- _Work to be completed_
Please reproduce the part of the material that runs from its start through the line containing "The motorized chassis 8 is at (185, 388).", switching "equilibrium" to "balance" and leaving everything else unchanged.

[Collected data]
┌──
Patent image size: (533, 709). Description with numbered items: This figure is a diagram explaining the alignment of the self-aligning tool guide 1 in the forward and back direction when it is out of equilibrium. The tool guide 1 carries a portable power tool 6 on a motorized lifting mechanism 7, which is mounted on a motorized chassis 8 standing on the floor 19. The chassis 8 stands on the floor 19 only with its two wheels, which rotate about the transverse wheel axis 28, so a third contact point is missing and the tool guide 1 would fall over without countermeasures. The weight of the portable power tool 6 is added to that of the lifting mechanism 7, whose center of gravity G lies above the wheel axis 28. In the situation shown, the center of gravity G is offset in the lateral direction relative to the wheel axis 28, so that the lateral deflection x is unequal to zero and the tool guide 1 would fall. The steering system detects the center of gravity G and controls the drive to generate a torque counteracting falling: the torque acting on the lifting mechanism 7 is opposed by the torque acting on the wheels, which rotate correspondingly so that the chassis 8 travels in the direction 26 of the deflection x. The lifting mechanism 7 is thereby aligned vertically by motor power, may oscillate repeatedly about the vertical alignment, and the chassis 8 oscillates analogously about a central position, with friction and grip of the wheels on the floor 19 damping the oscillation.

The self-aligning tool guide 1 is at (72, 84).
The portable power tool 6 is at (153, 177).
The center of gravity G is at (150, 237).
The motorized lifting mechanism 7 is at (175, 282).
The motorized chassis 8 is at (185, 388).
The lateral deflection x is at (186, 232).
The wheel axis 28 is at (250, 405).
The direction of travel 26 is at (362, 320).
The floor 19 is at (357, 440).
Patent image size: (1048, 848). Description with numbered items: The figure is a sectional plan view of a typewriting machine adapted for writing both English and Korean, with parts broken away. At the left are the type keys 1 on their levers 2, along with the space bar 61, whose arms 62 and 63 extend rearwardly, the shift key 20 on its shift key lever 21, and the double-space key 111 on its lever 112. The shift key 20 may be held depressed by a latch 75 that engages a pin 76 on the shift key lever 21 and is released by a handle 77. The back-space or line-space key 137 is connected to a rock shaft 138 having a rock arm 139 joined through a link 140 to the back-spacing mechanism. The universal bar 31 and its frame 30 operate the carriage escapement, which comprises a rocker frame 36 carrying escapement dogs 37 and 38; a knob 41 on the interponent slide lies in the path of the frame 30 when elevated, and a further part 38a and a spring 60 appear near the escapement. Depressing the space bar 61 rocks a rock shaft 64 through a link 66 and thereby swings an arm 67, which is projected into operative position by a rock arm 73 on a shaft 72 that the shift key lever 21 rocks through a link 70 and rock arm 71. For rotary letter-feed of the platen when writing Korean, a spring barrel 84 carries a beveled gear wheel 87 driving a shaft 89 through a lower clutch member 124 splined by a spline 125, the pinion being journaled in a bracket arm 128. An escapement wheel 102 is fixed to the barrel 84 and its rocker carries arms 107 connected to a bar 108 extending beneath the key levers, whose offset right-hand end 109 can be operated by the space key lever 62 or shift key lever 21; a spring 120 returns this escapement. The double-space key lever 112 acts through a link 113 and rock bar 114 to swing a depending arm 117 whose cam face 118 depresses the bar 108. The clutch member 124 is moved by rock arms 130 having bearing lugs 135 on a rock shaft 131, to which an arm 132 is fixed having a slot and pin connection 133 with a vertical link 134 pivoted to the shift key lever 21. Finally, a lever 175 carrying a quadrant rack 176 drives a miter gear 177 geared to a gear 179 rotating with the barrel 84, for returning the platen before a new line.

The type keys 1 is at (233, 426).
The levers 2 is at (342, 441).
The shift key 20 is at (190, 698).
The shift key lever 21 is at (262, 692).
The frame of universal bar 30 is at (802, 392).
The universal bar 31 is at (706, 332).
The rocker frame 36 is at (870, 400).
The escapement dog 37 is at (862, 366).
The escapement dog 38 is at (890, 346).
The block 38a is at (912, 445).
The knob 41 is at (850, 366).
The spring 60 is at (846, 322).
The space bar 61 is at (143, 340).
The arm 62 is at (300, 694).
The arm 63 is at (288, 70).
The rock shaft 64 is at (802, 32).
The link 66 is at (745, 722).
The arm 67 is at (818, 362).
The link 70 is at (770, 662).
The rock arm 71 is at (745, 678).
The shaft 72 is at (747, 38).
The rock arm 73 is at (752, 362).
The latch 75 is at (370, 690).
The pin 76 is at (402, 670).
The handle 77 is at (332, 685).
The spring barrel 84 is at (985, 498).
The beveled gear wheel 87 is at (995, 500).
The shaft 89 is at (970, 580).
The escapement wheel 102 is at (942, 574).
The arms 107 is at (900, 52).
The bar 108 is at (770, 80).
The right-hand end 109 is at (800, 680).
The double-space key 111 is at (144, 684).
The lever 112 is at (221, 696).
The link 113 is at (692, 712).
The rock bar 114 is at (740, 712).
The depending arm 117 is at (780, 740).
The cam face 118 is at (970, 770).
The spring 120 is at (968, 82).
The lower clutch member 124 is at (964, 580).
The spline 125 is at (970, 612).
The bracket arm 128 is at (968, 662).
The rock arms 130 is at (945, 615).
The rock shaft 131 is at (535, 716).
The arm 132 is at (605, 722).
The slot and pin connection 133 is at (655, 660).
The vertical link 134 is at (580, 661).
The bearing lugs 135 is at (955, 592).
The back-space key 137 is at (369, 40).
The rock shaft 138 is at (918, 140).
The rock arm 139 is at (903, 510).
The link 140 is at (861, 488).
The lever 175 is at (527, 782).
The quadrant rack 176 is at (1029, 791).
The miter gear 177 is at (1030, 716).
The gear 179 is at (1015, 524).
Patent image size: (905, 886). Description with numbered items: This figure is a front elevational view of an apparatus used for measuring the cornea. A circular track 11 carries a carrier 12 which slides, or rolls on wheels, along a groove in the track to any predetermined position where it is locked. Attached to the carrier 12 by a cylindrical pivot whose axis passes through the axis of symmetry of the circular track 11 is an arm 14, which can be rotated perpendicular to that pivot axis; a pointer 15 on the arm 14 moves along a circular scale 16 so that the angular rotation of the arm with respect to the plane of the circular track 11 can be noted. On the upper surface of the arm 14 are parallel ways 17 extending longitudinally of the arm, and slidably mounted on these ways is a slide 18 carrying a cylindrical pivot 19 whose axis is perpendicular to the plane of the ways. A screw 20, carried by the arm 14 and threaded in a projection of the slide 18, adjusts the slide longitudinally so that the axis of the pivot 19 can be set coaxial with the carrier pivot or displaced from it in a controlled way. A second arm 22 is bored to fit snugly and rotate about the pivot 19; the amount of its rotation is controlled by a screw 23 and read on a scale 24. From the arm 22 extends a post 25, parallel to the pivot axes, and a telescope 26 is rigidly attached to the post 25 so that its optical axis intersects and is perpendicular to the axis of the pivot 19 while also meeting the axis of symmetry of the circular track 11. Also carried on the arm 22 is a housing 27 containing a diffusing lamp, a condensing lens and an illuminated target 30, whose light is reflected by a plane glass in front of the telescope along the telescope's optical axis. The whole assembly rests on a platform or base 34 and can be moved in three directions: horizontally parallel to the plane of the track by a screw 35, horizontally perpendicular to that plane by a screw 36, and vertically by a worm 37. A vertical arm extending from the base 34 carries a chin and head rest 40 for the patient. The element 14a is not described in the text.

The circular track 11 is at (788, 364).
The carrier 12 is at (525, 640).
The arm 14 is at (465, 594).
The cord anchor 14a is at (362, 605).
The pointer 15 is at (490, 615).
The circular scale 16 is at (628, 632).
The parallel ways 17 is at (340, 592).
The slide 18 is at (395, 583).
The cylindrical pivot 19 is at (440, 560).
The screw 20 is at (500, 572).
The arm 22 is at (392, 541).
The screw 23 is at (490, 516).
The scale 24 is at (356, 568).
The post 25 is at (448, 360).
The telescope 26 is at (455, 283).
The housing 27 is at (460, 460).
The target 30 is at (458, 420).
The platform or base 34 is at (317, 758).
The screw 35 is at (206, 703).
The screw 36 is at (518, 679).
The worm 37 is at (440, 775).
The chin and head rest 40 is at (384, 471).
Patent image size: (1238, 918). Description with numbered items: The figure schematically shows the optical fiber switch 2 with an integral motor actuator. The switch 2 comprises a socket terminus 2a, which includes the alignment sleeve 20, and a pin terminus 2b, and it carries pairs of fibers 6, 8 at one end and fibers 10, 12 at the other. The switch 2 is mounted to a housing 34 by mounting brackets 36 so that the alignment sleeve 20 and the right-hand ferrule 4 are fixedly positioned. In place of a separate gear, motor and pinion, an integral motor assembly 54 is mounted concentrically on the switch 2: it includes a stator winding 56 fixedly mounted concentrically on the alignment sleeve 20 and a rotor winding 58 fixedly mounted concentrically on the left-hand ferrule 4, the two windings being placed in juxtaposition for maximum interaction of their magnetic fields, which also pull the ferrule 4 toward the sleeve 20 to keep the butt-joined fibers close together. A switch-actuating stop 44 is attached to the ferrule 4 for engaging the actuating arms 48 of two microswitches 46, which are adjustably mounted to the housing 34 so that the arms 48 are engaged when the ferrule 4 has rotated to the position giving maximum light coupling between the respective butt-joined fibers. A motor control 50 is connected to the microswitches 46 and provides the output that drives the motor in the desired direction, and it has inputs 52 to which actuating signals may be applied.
└──
- _Task output_
Patent image size: (533, 709). Description with numbered items: This figure is a diagram explaining the alignment of the self-aligning tool guide 1 in the forward and back direction when it is out of balance. The tool guide 1 carries a portable power tool 6 on a motorized lifting mechanism 7, which is mounted on a motorized chassis 8 standing on the floor 19. The chassis 8 stands on the floor 19 only with its two wheels, which rotate about the transverse wheel axis 28, so a third contact point is missing and the tool guide 1 would fall over without countermeasures. The weight of the portable power tool 6 is added to that of the lifting mechanism 7, whose center of gravity G lies above the wheel axis 28. In the situation shown, the center of gravity G is offset in the lateral direction relative to the wheel axis 28, so that the lateral deflection x is unequal to zero and the tool guide 1 would fall. The steering system detects the center of gravity G and controls the drive to generate a torque counteracting falling: the torque acting on the lifting mechanism 7 is opposed by the torque acting on the wheels, which rotate correspondingly so that the chassis 8 travels in the direction 26 of the deflection x. The lifting mechanism 7 is thereby aligned vertically by motor power, may oscillate repeatedly about the vertical alignment, and the chassis 8 oscillates analogously about a central position, with friction and grip of the wheels on the floor 19 damping the oscillation.

The self-aligning tool guide 1 is at (72, 84).
The portable power tool 6 is at (153, 177).
The center of gravity G is at (150, 237).
The motorized lifting mechanism 7 is at (175, 282).
The motorized chassis 8 is at (185, 388).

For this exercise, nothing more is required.